┌────────
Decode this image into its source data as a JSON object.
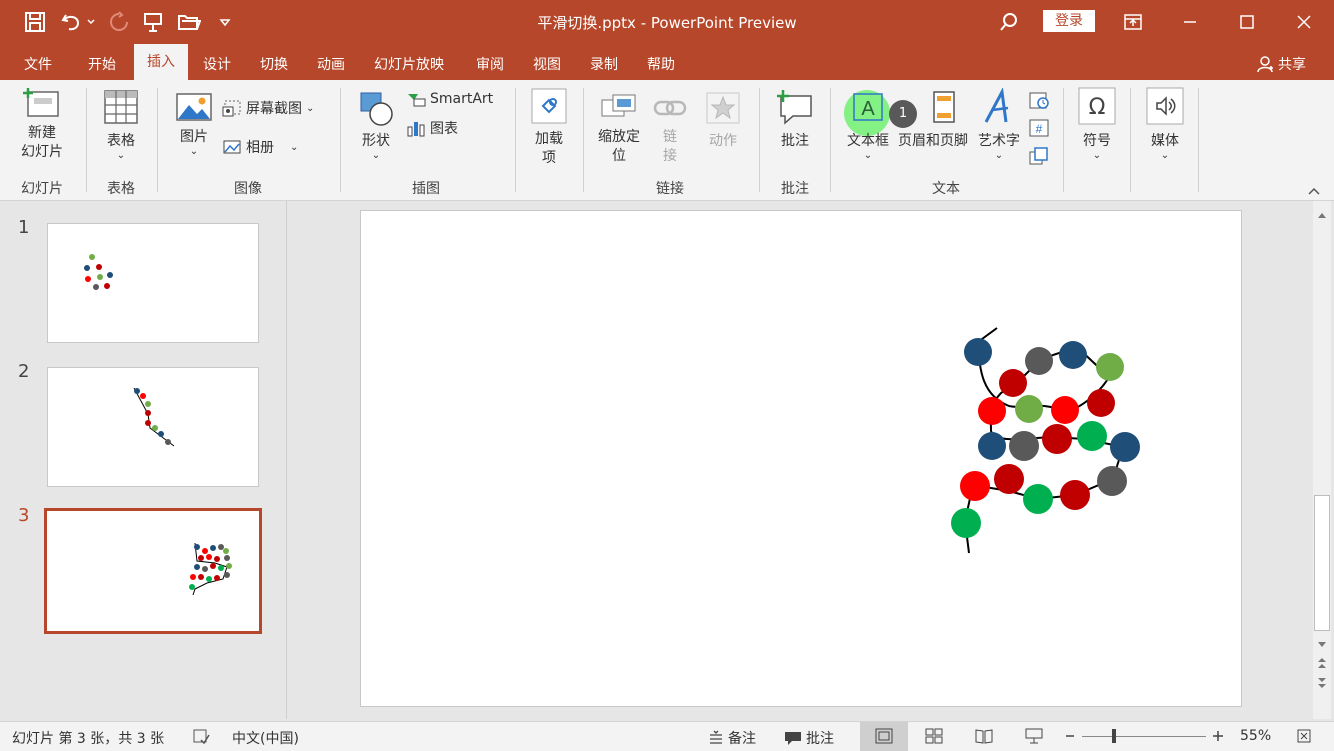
{
  "window": {
    "title": "平滑切换.pptx  -  PowerPoint Preview",
    "login_label": "登录"
  },
  "menu": {
    "items": [
      "文件",
      "开始",
      "插入",
      "设计",
      "切换",
      "动画",
      "幻灯片放映",
      "审阅",
      "视图",
      "录制",
      "帮助"
    ],
    "active": "插入",
    "share_label": "共享"
  },
  "ribbon": {
    "new_slide": "新建\n幻灯片",
    "table": "表格",
    "picture": "图片",
    "screenshot": "屏幕截图",
    "album": "相册",
    "shapes": "形状",
    "smartart": "SmartArt",
    "chart": "图表",
    "addins": "加载\n项",
    "zoom": "缩放定\n位",
    "link": "链\n接",
    "action": "动作",
    "comment": "批注",
    "textbox": "文本框",
    "header_footer": "页眉和页脚",
    "wordart": "艺术字",
    "symbols": "符号",
    "media": "媒体",
    "badge": "1",
    "groups": {
      "slides": "幻灯片",
      "tables": "表格",
      "images": "图像",
      "illustrations": "插图",
      "links": "链接",
      "comments": "批注",
      "text": "文本"
    }
  },
  "slides": [
    {
      "number": "1"
    },
    {
      "number": "2"
    },
    {
      "number": "3",
      "selected": true
    }
  ],
  "status": {
    "slide_info": "幻灯片 第 3 张，共 3 张",
    "language": "中文(中国)",
    "notes": "备注",
    "comments": "批注",
    "zoom": "55%"
  },
  "colors": {
    "accent": "#b7472a",
    "dark_blue": "#1f4e79",
    "red": "#ff0000",
    "dark_red": "#c00000",
    "gray": "#595959",
    "light_green": "#70ad47",
    "green": "#00b050"
  }
}
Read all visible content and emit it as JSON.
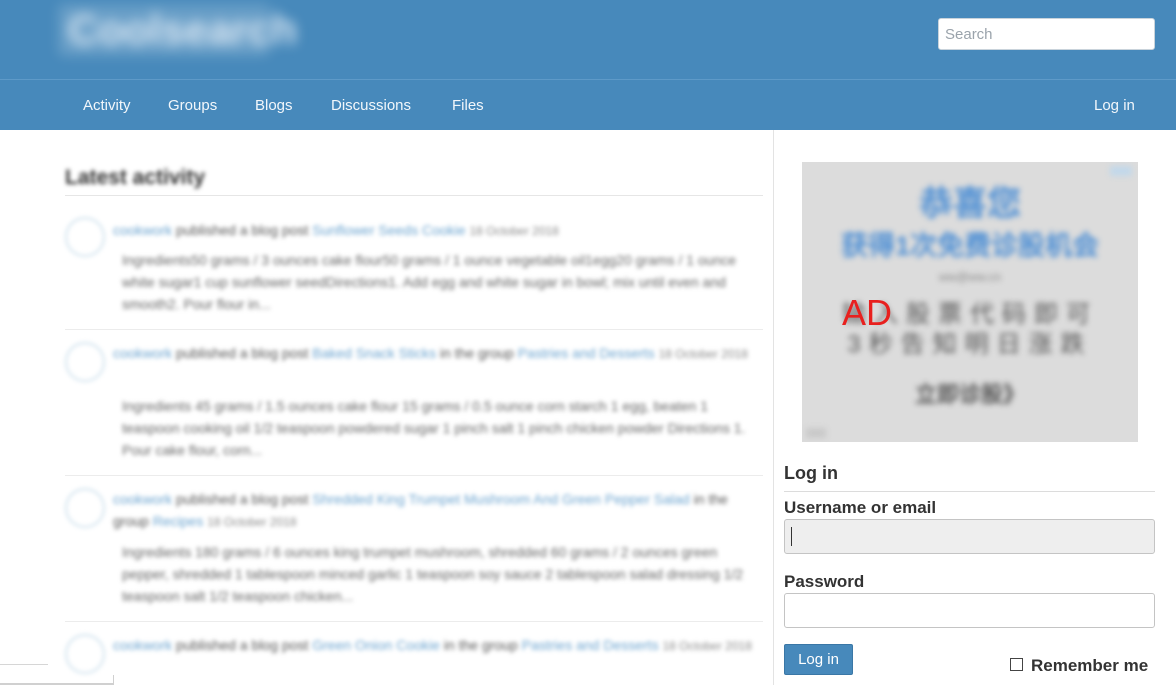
{
  "header": {
    "logo_text": "Coolsearch",
    "search_placeholder": "Search"
  },
  "nav": {
    "items": [
      "Activity",
      "Groups",
      "Blogs",
      "Discussions",
      "Files"
    ],
    "login": "Log in"
  },
  "main": {
    "heading": "Latest activity",
    "items": [
      {
        "user": "cookwork",
        "action": "published a blog post",
        "title": "Sunflower Seeds Cookie",
        "group_prefix": "",
        "group": "",
        "date": "18 October 2018",
        "excerpt": "Ingredients50 grams / 3 ounces cake flour50 grams / 1 ounce vegetable oil1egg20 grams / 1 ounce white sugar1 cup sunflower seedDirections1. Add egg and white sugar in bowl; mix until even and smooth2. Pour flour in..."
      },
      {
        "user": "cookwork",
        "action": "published a blog post",
        "title": "Baked Snack Sticks",
        "group_prefix": "in the group",
        "group": "Pastries and Desserts",
        "date": "18 October 2018",
        "excerpt": "Ingredients 45 grams / 1.5 ounces cake flour 15 grams / 0.5 ounce corn starch 1 egg, beaten 1 teaspoon cooking oil 1/2 teaspoon powdered sugar 1 pinch salt 1 pinch chicken powder Directions 1. Pour cake flour, corn..."
      },
      {
        "user": "cookwork",
        "action": "published a blog post",
        "title": "Shredded King Trumpet Mushroom And Green Pepper Salad",
        "group_prefix": "in the group",
        "group": "Recipes",
        "date": "18 October 2018",
        "excerpt": "Ingredients 180 grams / 6 ounces king trumpet mushroom, shredded 60 grams / 2 ounces green pepper, shredded 1 tablespoon minced garlic 1 teaspoon soy sauce 2 tablespoon salad dressing 1/2 teaspoon salt 1/2 teaspoon chicken..."
      },
      {
        "user": "cookwork",
        "action": "published a blog post",
        "title": "Green Onion Cookie",
        "group_prefix": "in the group",
        "group": "Pastries and Desserts",
        "date": "18 October 2018",
        "excerpt": ""
      }
    ]
  },
  "ad": {
    "line1": "恭喜您",
    "line2": "获得1次免费诊股机会",
    "line3": "ww@ww.cn",
    "line4": "输入股票代码即可",
    "line5": "3秒告知明日涨跌",
    "line6": "立即诊股》",
    "label": "AD"
  },
  "login": {
    "title": "Log in",
    "username_label": "Username or email",
    "username_value": "",
    "password_label": "Password",
    "password_value": "",
    "button": "Log in",
    "remember": "Remember me"
  }
}
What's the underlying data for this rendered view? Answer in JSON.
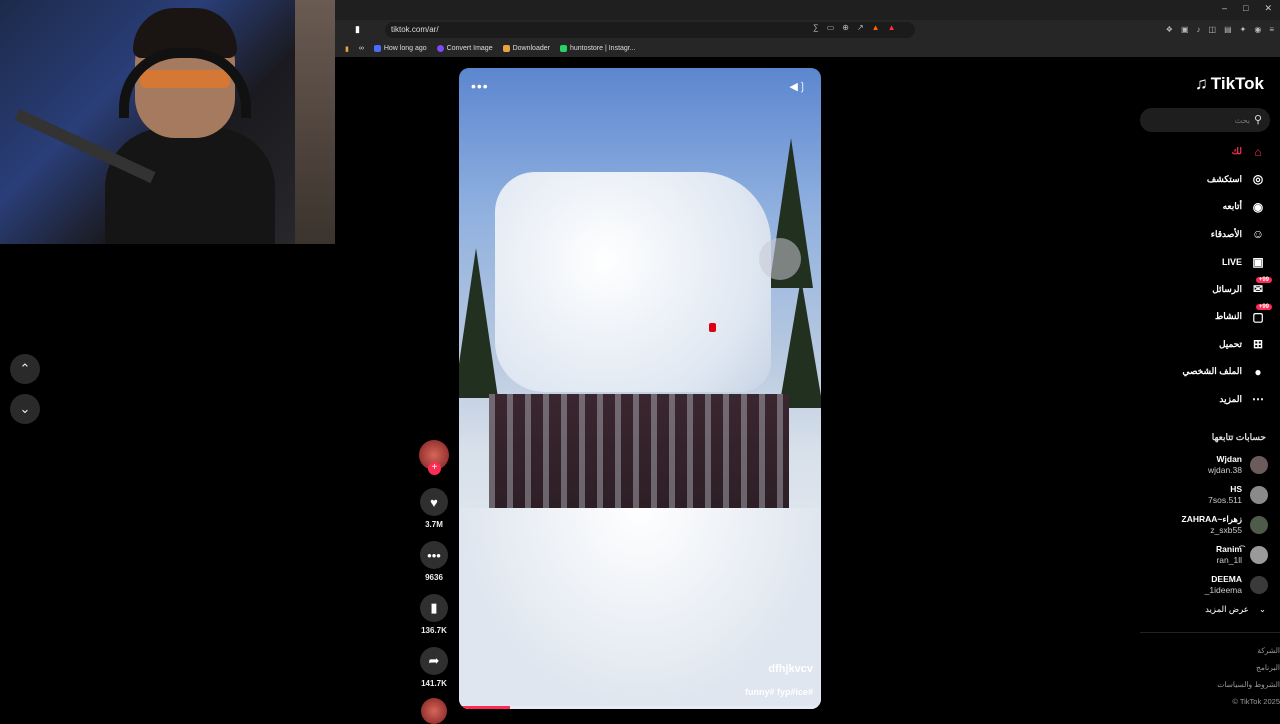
{
  "browser": {
    "url": "tiktok.com/ar/",
    "bookmarks": [
      "How long ago",
      "Convert Image",
      "Downloader",
      "huntostore | Instagr..."
    ],
    "window_controls": [
      "–",
      "□",
      "✕"
    ]
  },
  "nav": {
    "up_icon": "chevron-up-icon",
    "down_icon": "chevron-down-icon"
  },
  "video": {
    "author": "dfhjkvcv",
    "hashtags": "funny# fyp#ice#",
    "progress": 0.14
  },
  "actions": {
    "likes": "3.7M",
    "comments": "9636",
    "saves": "136.7K",
    "shares": "141.7K"
  },
  "sidebar": {
    "logo": "TikTok",
    "search_placeholder": "بحث",
    "menu": [
      {
        "label": "لك",
        "icon": "home-icon",
        "glyph": "⌂",
        "active": true
      },
      {
        "label": "استكشف",
        "icon": "compass-icon",
        "glyph": "◎"
      },
      {
        "label": "أتابعه",
        "icon": "following-icon",
        "glyph": "◉"
      },
      {
        "label": "الأصدقاء",
        "icon": "friends-icon",
        "glyph": "☺"
      },
      {
        "label": "LIVE",
        "icon": "live-icon",
        "glyph": "▣"
      },
      {
        "label": "الرسائل",
        "icon": "messages-icon",
        "glyph": "✉",
        "badge": "+99"
      },
      {
        "label": "النشاط",
        "icon": "activity-icon",
        "glyph": "▢",
        "badge": "+99"
      },
      {
        "label": "تحميل",
        "icon": "upload-icon",
        "glyph": "⊞"
      },
      {
        "label": "الملف الشخصي",
        "icon": "profile-icon",
        "glyph": "●"
      },
      {
        "label": "المزيد",
        "icon": "more-icon",
        "glyph": "⋯"
      }
    ],
    "following_title": "حسابات تتابعها",
    "accounts": [
      {
        "name": "Wjdan",
        "handle": "wjdan.38"
      },
      {
        "name": "HS",
        "handle": "7sos.511"
      },
      {
        "name": "ZAHRAA~زهراء",
        "handle": "z_sxb55"
      },
      {
        "name": "Ranim‎͡",
        "handle": "ran_1ll"
      },
      {
        "name": "DEEMA",
        "handle": "_1ideema"
      }
    ],
    "see_more": "عرض المزيد",
    "footer": [
      "الشركة",
      "البرنامج",
      "الشروط والسياسات",
      "© TikTok 2025"
    ]
  }
}
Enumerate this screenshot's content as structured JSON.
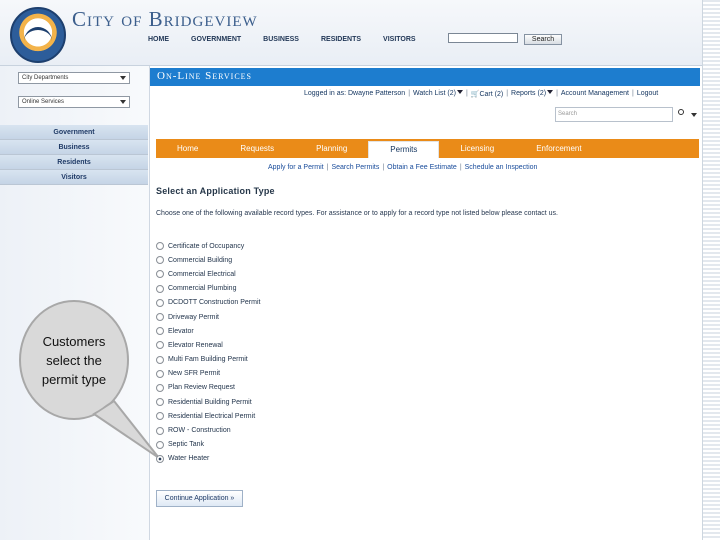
{
  "site": {
    "title": "City of Bridgeview",
    "seal_name": "city-seal"
  },
  "topnav": {
    "items": [
      "HOME",
      "GOVERNMENT",
      "BUSINESS",
      "RESIDENTS",
      "VISITORS"
    ],
    "search_button": "Search"
  },
  "sidebar": {
    "dropdowns": [
      "City Departments",
      "Online Services"
    ],
    "links": [
      "Government",
      "Business",
      "Residents",
      "Visitors"
    ]
  },
  "services": {
    "title": "On-Line Services",
    "account_links": [
      "Logged in as: Dwayne Patterson",
      "Watch List (2)",
      "Cart (2)",
      "Reports (2)",
      "Account Management",
      "Logout"
    ],
    "search_placeholder": "Search"
  },
  "tabs": [
    "Home",
    "Requests",
    "Planning",
    "Permits",
    "Licensing",
    "Enforcement"
  ],
  "active_tab": "Permits",
  "subnav": [
    "Apply for a Permit",
    "Search Permits",
    "Obtain a Fee Estimate",
    "Schedule an Inspection"
  ],
  "form": {
    "heading": "Select an Application Type",
    "instructions": "Choose one of the following available record types. For assistance or to apply for a record type not listed below please contact us.",
    "record_types": [
      "Certificate of Occupancy",
      "Commercial Building",
      "Commercial Electrical",
      "Commercial Plumbing",
      "DCDOTT Construction Permit",
      "Driveway Permit",
      "Elevator",
      "Elevator Renewal",
      "Multi Fam Building Permit",
      "New SFR Permit",
      "Plan Review Request",
      "Residential Building Permit",
      "Residential Electrical Permit",
      "ROW - Construction",
      "Septic Tank",
      "Water Heater"
    ],
    "selected": "Water Heater",
    "continue_button": "Continue Application »"
  },
  "callout": {
    "text": "Customers select the permit type"
  }
}
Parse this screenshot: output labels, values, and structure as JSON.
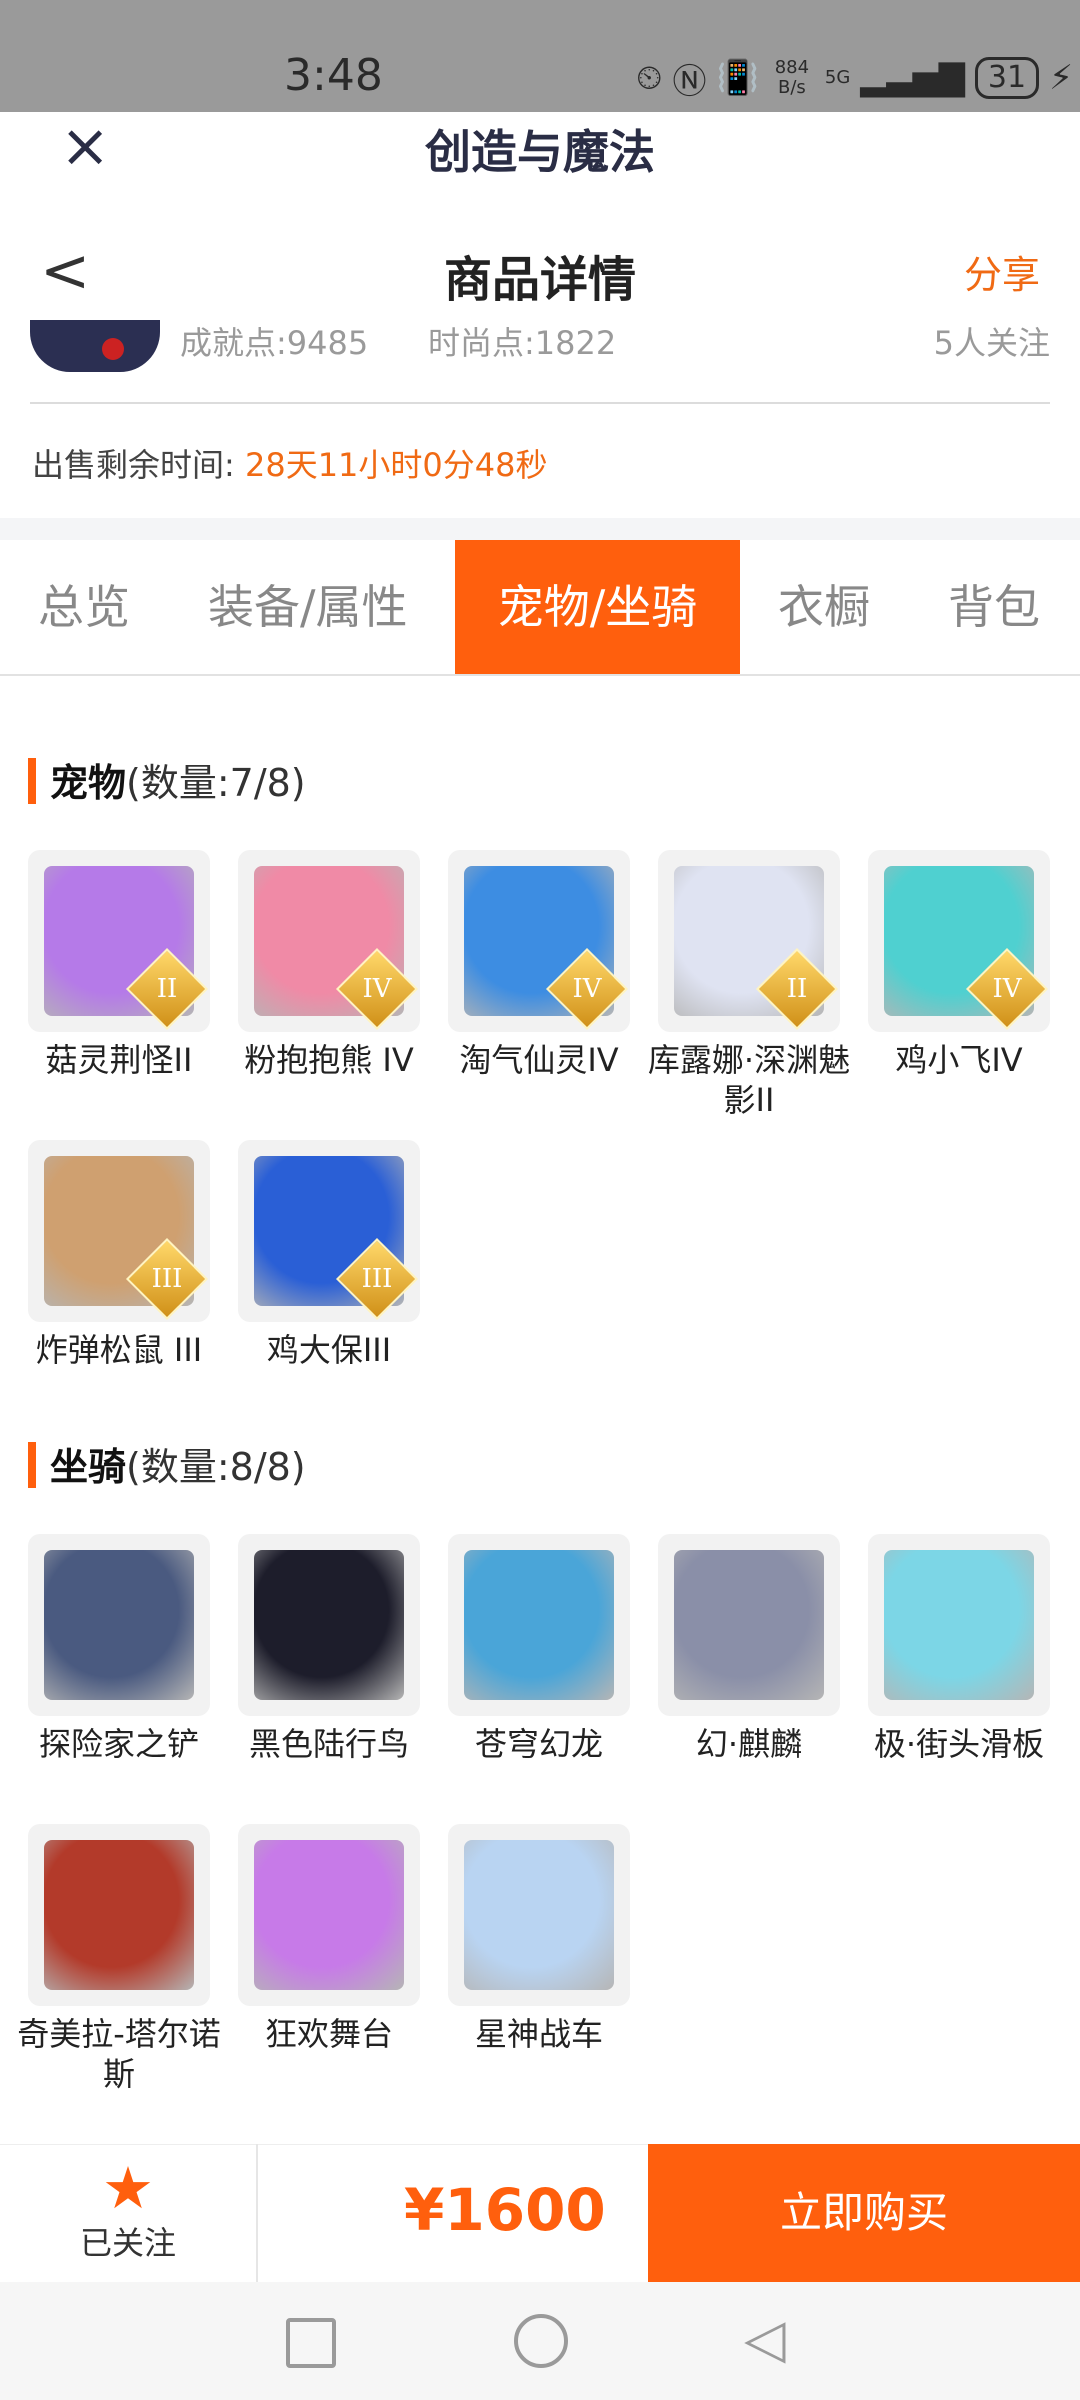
{
  "status_bar": {
    "time": "3:48",
    "net_speed": "884\nB/s",
    "signal": "5G",
    "battery": "31"
  },
  "app_header": {
    "title": "创造与魔法"
  },
  "nav": {
    "title": "商品详情",
    "share": "分享"
  },
  "summary": {
    "achievement": "成就点:9485",
    "fashion": "时尚点:1822",
    "followers": "5人关注",
    "remain_label": "出售剩余时间:",
    "remain_value": "28天11小时0分48秒"
  },
  "tabs": [
    {
      "label": "总览"
    },
    {
      "label": "装备/属性"
    },
    {
      "label": "宠物/坐骑",
      "active": true
    },
    {
      "label": "衣橱"
    },
    {
      "label": "背包"
    }
  ],
  "pets_section": {
    "title": "宠物",
    "count": "(数量:7/8)",
    "items": [
      {
        "name": "菇灵荆怪II",
        "badge": "II",
        "icon": "pet-mushroom-fairy-icon",
        "color": "#b57ae8"
      },
      {
        "name": "粉抱抱熊 IV",
        "badge": "IV",
        "icon": "pet-pink-bear-icon",
        "color": "#f08aa6"
      },
      {
        "name": "淘气仙灵IV",
        "badge": "IV",
        "icon": "pet-blue-dog-icon",
        "color": "#3d8de2"
      },
      {
        "name": "库露娜·深渊魅影II",
        "badge": "II",
        "icon": "pet-white-spirit-icon",
        "color": "#dfe3f2"
      },
      {
        "name": "鸡小飞IV",
        "badge": "IV",
        "icon": "pet-teal-chick-icon",
        "color": "#4fd0d0"
      },
      {
        "name": "炸弹松鼠 III",
        "badge": "III",
        "icon": "pet-squirrel-icon",
        "color": "#cfa070"
      },
      {
        "name": "鸡大保III",
        "badge": "III",
        "icon": "pet-blue-bird-icon",
        "color": "#2a5fd6"
      }
    ]
  },
  "mounts_section": {
    "title": "坐骑",
    "count": "(数量:8/8)",
    "items": [
      {
        "name": "探险家之铲",
        "icon": "mount-shovel-icon",
        "color": "#4a5a80"
      },
      {
        "name": "黑色陆行鸟",
        "icon": "mount-black-bird-icon",
        "color": "#1d1d2b"
      },
      {
        "name": "苍穹幻龙",
        "icon": "mount-sky-dragon-icon",
        "color": "#4aa5d8"
      },
      {
        "name": "幻·麒麟",
        "icon": "mount-qilin-icon",
        "color": "#8a8fa8"
      },
      {
        "name": "极·街头滑板",
        "icon": "mount-skateboard-icon",
        "color": "#7cd6e6"
      },
      {
        "name": "奇美拉-塔尔诺斯",
        "icon": "mount-chimera-icon",
        "color": "#b33a2a"
      },
      {
        "name": "狂欢舞台",
        "icon": "mount-carnival-stage-icon",
        "color": "#c77ae8"
      },
      {
        "name": "星神战车",
        "icon": "mount-star-chariot-icon",
        "color": "#b9d4f2"
      }
    ]
  },
  "bottom_bar": {
    "follow_label": "已关注",
    "price": "¥1600",
    "buy_label": "立即购买"
  },
  "colors": {
    "accent": "#ff5f0d",
    "accent_text": "#f06a14"
  }
}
└────────
• DIRECTIONS FOR THIS TASK:
In the material above, find each line that contains the word "selected", and select it.

• EXPECTED ANSWER:
      "selected": true
    "selected": "Water Heater",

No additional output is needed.